▶ _WHAT TO PRODUCE_: Using the listing below, copy every line that mentions "阅读下面短文".

▶ _EXERCISE INPUT_:
☆ ☆ ☆ ☆ ☆
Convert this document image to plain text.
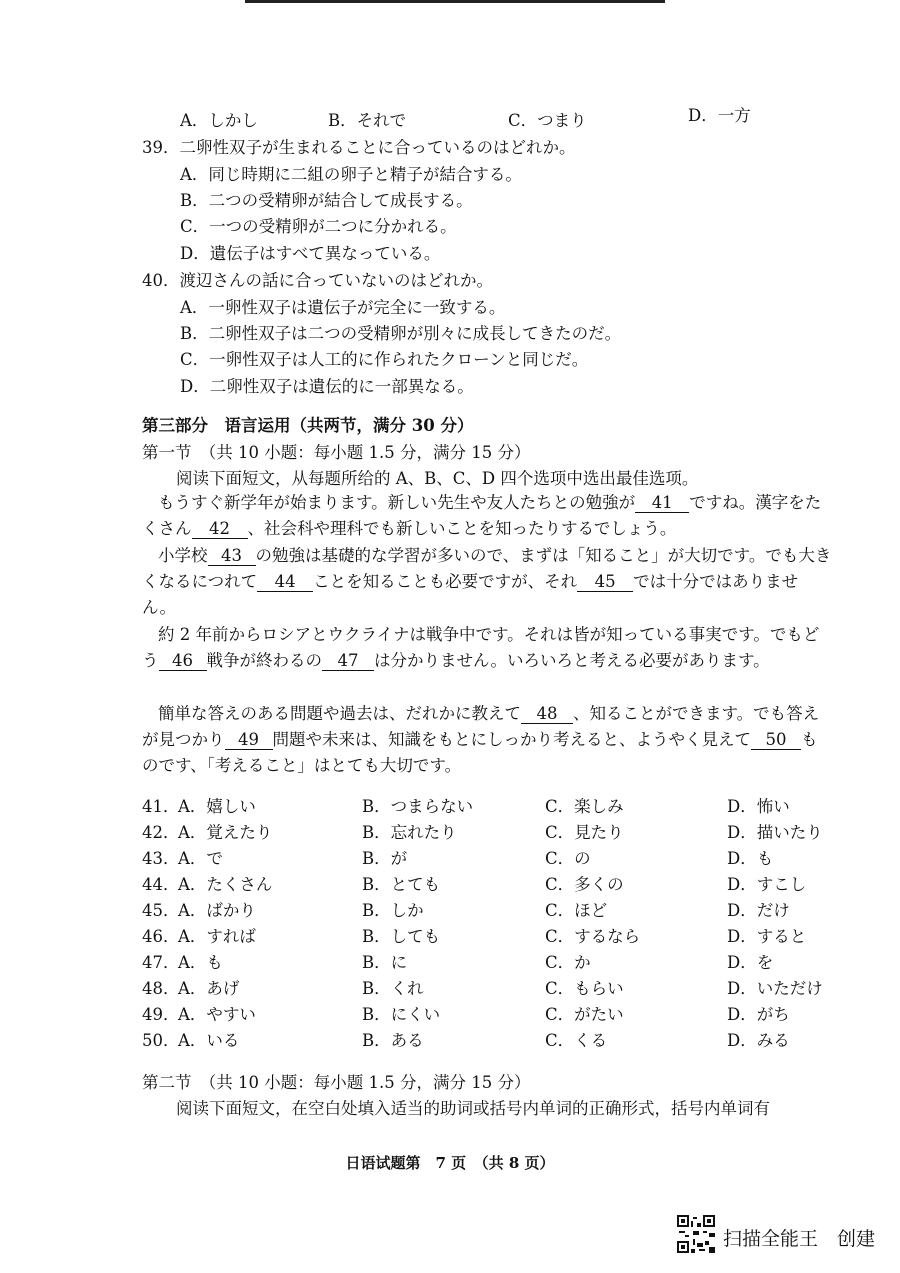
A．しかし	B．それで	C．つまり	D．一方
39．二卵性双子が生まれることに合っているのはどれか。
A．同じ時期に二組の卵子と精子が結合する。
B．二つの受精卵が結合して成長する。
C．一つの受精卵が二つに分かれる。
D．遺伝子はすべて異なっている。
40．渡辺さんの話に合っていないのはどれか。
A．一卵性双子は遺伝子が完全に一致する。
B．二卵性双子は二つの受精卵が別々に成長してきたのだ。
C．一卵性双子は人工的に作られたクローンと同じだ。
D．二卵性双子は遺伝的に一部異なる。
第三部分　语言运用（共两节，满分 30 分）
第一节　（共 10 小题：每小题 1.5 分，满分 15 分）
阅读下面短文，从每题所给的 A、B、C、D 四个选项中选出最佳选项。
もうすぐ新学年が始まります。新しい先生や友人たちとの勉強が 41 ですね。漢字をたくさん 42 、社会科や理科でも新しいことを知ったりするでしょう。
小学校 43 の勉強は基礎的な学習が多いので、まずは「知ること」が大切です。でも大きくなるにつれて 44 ことを知ることも必要ですが、それ 45 では十分ではありません。
約 2 年前からロシアとウクライナは戦争中です。それは皆が知っている事実です。でもどう 46 戦争が終わるの 47 は分かりません。いろいろと考える必要があります。
簡単な答えのある問題や過去は、だれかに教えて 48 、知ることができます。でも答えが見つかり 49 問題や未来は、知識をもとにしっかり考えると、ようやく見えて 50 ものです、「考えること」はとても大切です。
41．
A．嬉しい	B．つまらない	C．楽しみ	D．怖い
42．
A．覚えたり	B．忘れたり	C．見たり	D．描いたり
43．
A．で	B．が	C．の	D．も
44．
A．たくさん	B．とても	C．多くの	D．すこし
45．
A．ばかり	B．しか	C．ほど	D．だけ
46．
A．すれば	B．しても	C．するなら	D．すると
47．
A．も	B．に	C．か	D．を
48．
A．あげ	B．くれ	C．もらい	D．いただけ
49．
A．やすい	B．にくい	C．がたい	D．がち
50．
A．いる	B．ある	C．くる	D．みる
第二节　（共 10 小题：每小题 1.5 分，满分 15 分）
阅读下面短文，在空白处填入适当的助词或括号内单词的正确形式，括号内单词有
日语试题第　7 页　（共 8 页）
扫描全能王　创建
☆ ☆ ☆ ☆ ☆
▶ _THE RESPONSE_:
阅读下面短文，从每题所给的 A、B、C、D 四个选项中选出最佳选项。
阅读下面短文，在空白处填入适当的助词或括号内单词的正确形式，括号内单词有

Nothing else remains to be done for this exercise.